··· Data for the task ···
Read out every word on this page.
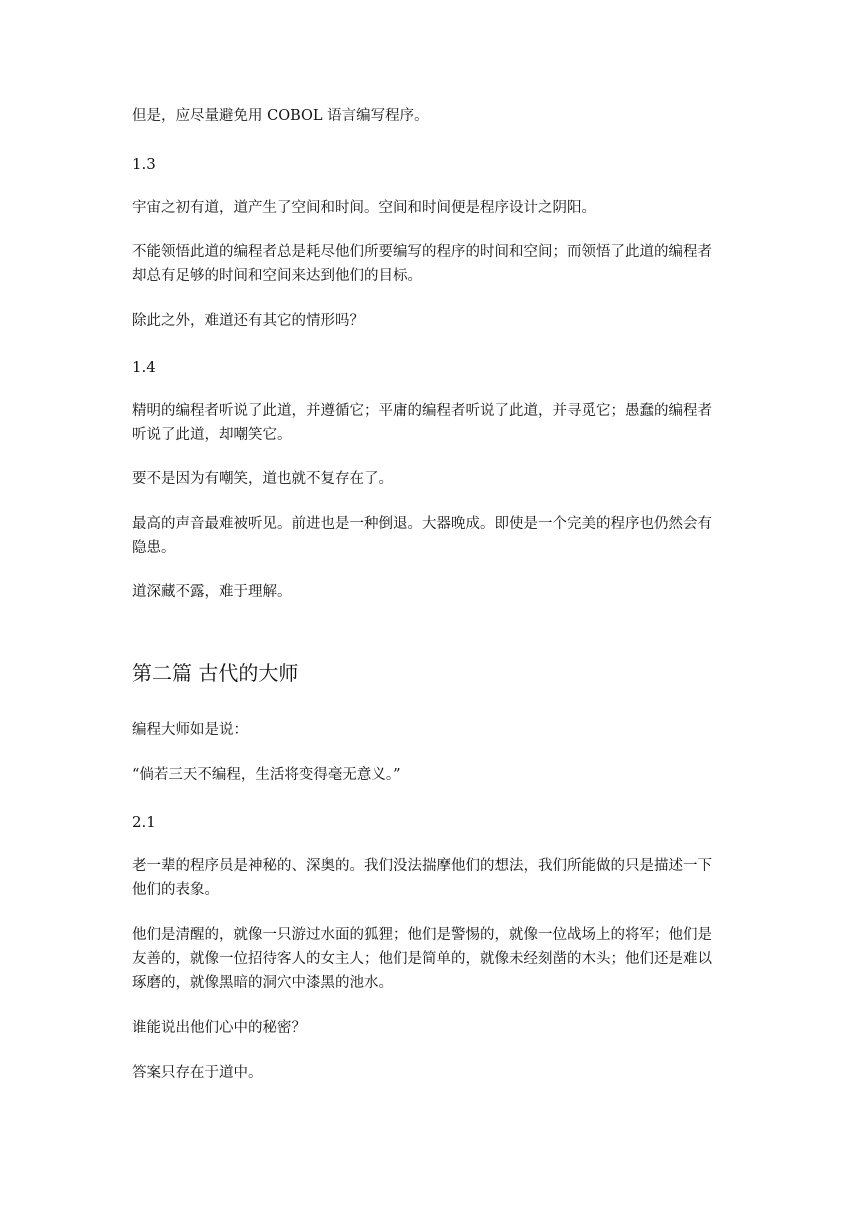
但是，应尽量避免用 COBOL 语言编写程序。

1.3

宇宙之初有道，道产生了空间和时间。空间和时间便是程序设计之阴阳。

不能领悟此道的编程者总是耗尽他们所要编写的程序的时间和空间；而领悟了此道的编程者
却总有足够的时间和空间来达到他们的目标。

除此之外，难道还有其它的情形吗？

1.4

精明的编程者听说了此道，并遵循它；平庸的编程者听说了此道，并寻觅它；愚蠢的编程者
听说了此道，却嘲笑它。

要不是因为有嘲笑，道也就不复存在了。

最高的声音最难被听见。前进也是一种倒退。大器晚成。即使是一个完美的程序也仍然会有
隐患。

道深藏不露，难于理解。

第二篇 古代的大师

编程大师如是说：

“倘若三天不编程，生活将变得毫无意义。”

2.1

老一辈的程序员是神秘的、深奥的。我们没法揣摩他们的想法，我们所能做的只是描述一下
他们的表象。
他们是清醒的，就像一只游过水面的狐狸；他们是警惕的，就像一位战场上的将军；他们是
友善的，就像一位招待客人的女主人；他们是简单的，就像未经刻凿的木头；他们还是难以
琢磨的，就像黑暗的洞穴中漆黑的池水。

谁能说出他们心中的秘密？

答案只存在于道中。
···
• [Stated task] Without including any pictures, print all of the material exactly as given.

• [Correct response]
Read out every word on this page.
但是，应尽量避免用 COBOL 语言编写程序。

1.3

宇宙之初有道，道产生了空间和时间。空间和时间便是程序设计之阴阳。

不能领悟此道的编程者总是耗尽他们所要编写的程序的时间和空间；而领悟了此道的编程者
却总有足够的时间和空间来达到他们的目标。

除此之外，难道还有其它的情形吗？

1.4

精明的编程者听说了此道，并遵循它；平庸的编程者听说了此道，并寻觅它；愚蠢的编程者
听说了此道，却嘲笑它。

要不是因为有嘲笑，道也就不复存在了。

最高的声音最难被听见。前进也是一种倒退。大器晚成。即使是一个完美的程序也仍然会有
隐患。

道深藏不露，难于理解。

第二篇 古代的大师

编程大师如是说：

“倘若三天不编程，生活将变得毫无意义。”

2.1

老一辈的程序员是神秘的、深奥的。我们没法揣摩他们的想法，我们所能做的只是描述一下
他们的表象。
他们是清醒的，就像一只游过水面的狐狸；他们是警惕的，就像一位战场上的将军；他们是
友善的，就像一位招待客人的女主人；他们是简单的，就像未经刻凿的木头；他们还是难以
琢磨的，就像黑暗的洞穴中漆黑的池水。

谁能说出他们心中的秘密？

答案只存在于道中。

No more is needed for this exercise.